*WHAT YOU WILL DO*
Which lines in the material below contain the word "text"? Copy each of them.
──────── SUPPLIED INFORMATION
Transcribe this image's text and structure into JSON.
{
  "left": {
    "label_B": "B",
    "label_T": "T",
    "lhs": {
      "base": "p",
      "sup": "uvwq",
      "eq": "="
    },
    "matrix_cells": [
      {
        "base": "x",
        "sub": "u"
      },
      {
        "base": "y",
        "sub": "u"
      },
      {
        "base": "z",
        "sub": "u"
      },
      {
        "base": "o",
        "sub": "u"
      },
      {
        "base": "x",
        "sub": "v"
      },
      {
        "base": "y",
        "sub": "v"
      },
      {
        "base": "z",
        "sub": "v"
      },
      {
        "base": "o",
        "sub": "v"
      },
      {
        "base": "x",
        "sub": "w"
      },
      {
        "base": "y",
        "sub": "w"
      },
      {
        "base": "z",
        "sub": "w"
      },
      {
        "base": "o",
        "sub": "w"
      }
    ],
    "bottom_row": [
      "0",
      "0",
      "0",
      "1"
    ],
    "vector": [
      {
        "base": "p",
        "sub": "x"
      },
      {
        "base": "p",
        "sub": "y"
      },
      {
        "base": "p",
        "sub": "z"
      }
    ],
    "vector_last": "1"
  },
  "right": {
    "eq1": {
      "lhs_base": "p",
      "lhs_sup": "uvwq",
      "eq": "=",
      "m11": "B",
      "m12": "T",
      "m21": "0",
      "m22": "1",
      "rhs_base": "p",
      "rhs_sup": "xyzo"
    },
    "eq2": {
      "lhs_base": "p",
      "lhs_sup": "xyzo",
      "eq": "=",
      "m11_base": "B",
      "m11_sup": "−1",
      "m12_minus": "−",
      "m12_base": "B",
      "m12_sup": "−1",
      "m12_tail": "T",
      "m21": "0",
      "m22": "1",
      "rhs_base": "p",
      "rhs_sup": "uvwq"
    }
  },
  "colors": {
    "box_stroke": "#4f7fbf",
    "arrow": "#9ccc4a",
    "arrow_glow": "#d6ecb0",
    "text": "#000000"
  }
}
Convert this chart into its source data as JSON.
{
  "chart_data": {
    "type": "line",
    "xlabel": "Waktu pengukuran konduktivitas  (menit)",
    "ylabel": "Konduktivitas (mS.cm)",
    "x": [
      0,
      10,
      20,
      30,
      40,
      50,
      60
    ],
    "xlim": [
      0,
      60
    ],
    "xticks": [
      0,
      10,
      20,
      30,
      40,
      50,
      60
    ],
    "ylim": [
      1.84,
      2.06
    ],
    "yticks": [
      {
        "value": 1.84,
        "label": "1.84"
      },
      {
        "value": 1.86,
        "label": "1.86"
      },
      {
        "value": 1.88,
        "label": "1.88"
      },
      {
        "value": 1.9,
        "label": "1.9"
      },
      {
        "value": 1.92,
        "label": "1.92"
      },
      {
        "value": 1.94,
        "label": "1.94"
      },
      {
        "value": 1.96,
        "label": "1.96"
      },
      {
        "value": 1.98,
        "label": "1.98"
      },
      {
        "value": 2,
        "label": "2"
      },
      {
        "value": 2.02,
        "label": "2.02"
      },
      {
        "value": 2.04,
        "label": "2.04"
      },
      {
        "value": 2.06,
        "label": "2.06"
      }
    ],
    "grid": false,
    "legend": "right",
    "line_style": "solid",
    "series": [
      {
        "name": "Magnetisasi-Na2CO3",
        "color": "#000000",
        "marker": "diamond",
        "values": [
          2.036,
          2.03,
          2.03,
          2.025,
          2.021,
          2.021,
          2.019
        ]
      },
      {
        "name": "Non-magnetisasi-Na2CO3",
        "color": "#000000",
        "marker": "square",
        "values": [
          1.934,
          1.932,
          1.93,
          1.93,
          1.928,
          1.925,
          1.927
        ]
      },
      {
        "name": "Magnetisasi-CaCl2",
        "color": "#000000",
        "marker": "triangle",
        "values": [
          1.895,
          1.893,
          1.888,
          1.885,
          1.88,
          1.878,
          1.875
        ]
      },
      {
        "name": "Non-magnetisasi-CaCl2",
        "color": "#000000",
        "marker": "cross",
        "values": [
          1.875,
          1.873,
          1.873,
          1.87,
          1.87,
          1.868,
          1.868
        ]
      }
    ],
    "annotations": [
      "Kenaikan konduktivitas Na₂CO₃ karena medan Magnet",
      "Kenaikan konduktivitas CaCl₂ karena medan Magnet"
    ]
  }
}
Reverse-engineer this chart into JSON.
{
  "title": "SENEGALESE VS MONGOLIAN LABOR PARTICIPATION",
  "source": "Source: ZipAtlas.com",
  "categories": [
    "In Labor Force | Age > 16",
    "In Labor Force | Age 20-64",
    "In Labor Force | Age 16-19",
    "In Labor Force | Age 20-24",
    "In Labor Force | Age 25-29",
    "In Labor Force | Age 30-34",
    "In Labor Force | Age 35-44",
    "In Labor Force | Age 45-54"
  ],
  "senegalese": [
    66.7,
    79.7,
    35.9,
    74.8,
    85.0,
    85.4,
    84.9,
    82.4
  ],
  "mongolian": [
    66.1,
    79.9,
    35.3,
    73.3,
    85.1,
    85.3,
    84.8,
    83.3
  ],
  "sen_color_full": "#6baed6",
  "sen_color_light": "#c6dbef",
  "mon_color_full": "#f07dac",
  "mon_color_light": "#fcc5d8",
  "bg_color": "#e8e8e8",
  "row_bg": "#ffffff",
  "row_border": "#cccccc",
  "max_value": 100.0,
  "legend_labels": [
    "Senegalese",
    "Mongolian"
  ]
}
────────────────
*SOLUTION TO THIS TASK*
Transcribe this image's text and structure into JSON.
    "text": "#000000"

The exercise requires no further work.